TASK REQUIREMENTS. Rewrite the listing from its start through the line containing "list UI elements", inclusive, putting "legend-marker" wherever "legend-swatch" appears and changing nothing else. Leave out the pictures.

LISTED RECORDS.
┄┄┄┄┄┄┄┄┄┄
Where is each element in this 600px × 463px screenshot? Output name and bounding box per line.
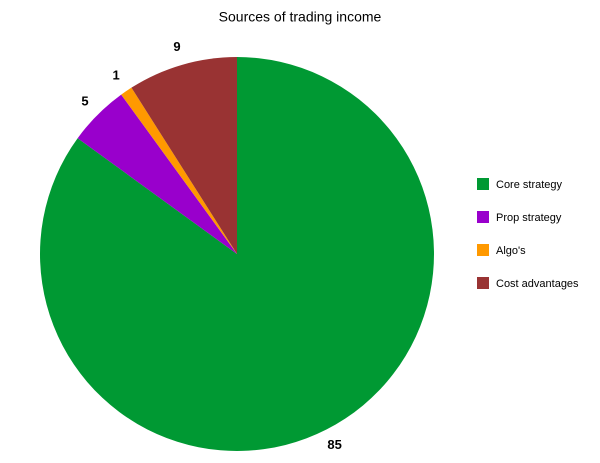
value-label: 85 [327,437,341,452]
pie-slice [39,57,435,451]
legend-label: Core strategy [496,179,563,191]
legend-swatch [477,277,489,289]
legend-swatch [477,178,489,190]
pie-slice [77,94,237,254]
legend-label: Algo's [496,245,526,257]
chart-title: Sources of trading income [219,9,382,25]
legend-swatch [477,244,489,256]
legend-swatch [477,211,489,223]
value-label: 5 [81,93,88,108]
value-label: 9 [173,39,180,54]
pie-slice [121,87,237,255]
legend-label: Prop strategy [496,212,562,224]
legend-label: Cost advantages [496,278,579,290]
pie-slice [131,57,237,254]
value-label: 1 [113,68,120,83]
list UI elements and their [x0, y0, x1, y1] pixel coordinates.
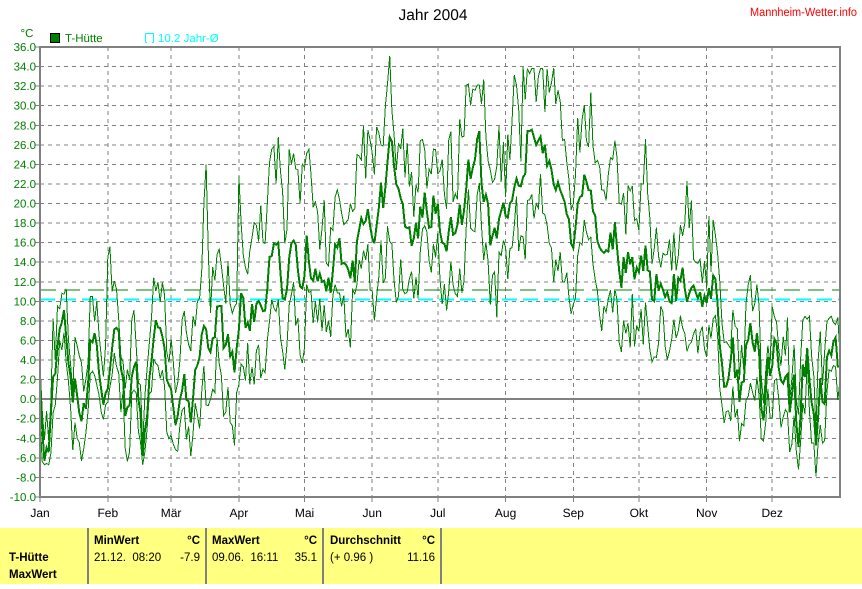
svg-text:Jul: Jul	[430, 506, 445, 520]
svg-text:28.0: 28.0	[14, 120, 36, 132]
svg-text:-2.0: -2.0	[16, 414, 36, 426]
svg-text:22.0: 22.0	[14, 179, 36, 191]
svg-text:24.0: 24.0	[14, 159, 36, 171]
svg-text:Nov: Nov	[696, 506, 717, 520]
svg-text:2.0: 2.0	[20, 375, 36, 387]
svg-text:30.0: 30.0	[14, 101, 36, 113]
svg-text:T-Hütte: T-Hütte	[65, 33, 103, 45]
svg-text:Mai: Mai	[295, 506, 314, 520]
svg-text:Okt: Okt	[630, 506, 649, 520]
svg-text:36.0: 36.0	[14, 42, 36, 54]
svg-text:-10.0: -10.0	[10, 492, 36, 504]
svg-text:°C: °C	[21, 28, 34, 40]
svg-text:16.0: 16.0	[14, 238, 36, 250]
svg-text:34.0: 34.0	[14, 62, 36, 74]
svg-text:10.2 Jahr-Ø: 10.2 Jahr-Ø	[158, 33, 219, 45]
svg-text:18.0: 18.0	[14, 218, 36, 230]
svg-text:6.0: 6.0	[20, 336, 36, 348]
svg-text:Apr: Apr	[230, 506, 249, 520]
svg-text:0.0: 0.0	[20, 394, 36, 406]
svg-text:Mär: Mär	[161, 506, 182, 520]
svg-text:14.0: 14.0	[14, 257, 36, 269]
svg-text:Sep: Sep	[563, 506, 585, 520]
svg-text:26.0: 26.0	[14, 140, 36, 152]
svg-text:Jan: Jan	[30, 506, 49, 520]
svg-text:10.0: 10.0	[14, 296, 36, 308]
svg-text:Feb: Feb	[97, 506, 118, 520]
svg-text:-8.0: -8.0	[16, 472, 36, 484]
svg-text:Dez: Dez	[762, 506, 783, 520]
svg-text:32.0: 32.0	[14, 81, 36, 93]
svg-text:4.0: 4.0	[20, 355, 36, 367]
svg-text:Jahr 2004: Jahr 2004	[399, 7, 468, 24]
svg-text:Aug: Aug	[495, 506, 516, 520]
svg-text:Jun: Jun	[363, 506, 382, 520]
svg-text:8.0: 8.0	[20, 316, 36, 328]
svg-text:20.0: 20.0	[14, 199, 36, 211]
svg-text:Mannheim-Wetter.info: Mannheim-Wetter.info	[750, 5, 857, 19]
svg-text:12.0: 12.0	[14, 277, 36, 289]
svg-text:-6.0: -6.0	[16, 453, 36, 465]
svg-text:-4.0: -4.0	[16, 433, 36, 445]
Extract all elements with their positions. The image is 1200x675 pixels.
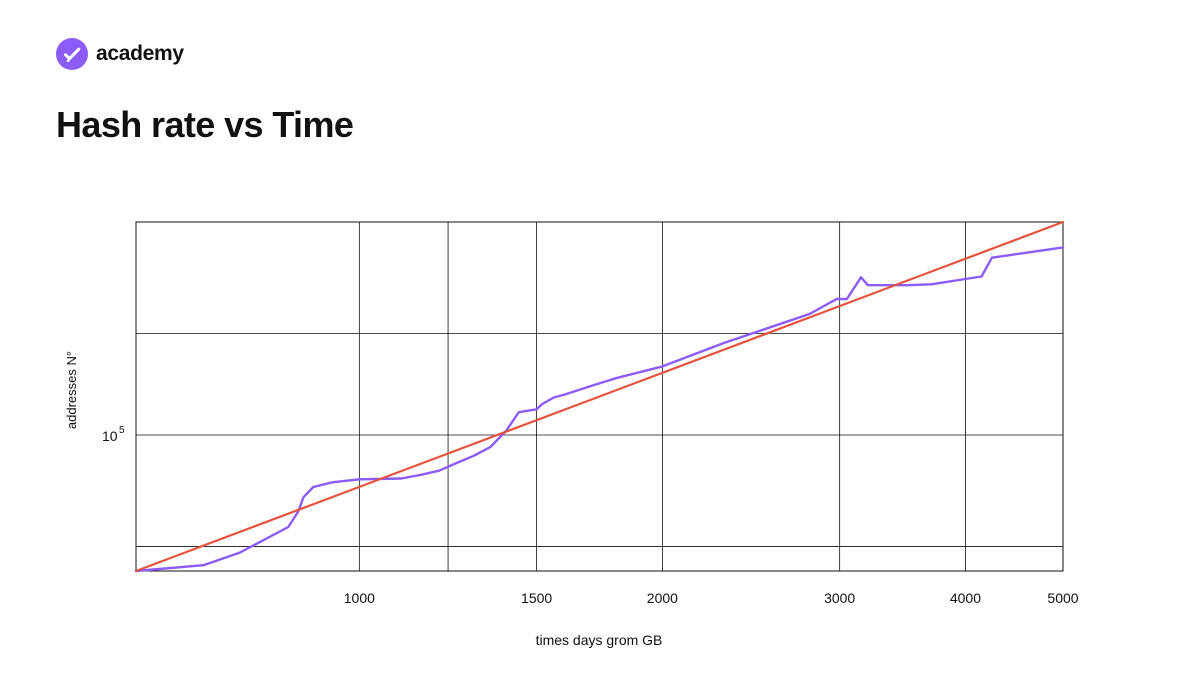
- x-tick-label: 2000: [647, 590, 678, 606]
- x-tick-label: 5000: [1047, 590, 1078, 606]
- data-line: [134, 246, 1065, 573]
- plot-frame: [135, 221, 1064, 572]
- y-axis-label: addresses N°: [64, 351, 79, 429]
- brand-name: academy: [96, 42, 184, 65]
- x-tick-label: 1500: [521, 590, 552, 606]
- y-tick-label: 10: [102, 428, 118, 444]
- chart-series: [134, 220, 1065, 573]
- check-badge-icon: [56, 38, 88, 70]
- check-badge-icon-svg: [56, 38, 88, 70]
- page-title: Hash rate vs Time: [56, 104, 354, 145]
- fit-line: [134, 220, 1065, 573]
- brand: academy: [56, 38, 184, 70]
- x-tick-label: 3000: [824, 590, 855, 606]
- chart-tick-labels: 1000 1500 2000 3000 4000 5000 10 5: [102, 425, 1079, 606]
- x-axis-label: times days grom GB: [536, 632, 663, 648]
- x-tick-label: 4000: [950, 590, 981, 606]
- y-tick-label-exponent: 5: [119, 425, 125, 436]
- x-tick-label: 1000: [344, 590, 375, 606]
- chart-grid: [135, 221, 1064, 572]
┄┄┄┄┄┄┄┄┄┄
WRITTEN SOLUTION.
Where is each element in this 600px × 463px screenshot? Output name and bounding box per line.
value-label: 85 [327,437,341,452]
pie-slice [39,57,435,451]
legend-label: Core strategy [496,179,563,191]
legend-marker [477,277,489,289]
legend-marker [477,178,489,190]
pie-slice [77,94,237,254]
legend-label: Algo's [496,245,526,257]
chart-title: Sources of trading income [219,9,382,25]
legend-marker [477,244,489,256]
legend-marker [477,211,489,223]
value-label: 5 [81,93,88,108]
value-label: 9 [173,39,180,54]
pie-slice [121,87,237,255]
legend-label: Prop strategy [496,212,562,224]
legend-label: Cost advantages [496,278,579,290]
pie-slice [131,57,237,254]
value-label: 1 [113,68,120,83]
list UI elements and their [x0, y0, x1, y1] pixel coordinates.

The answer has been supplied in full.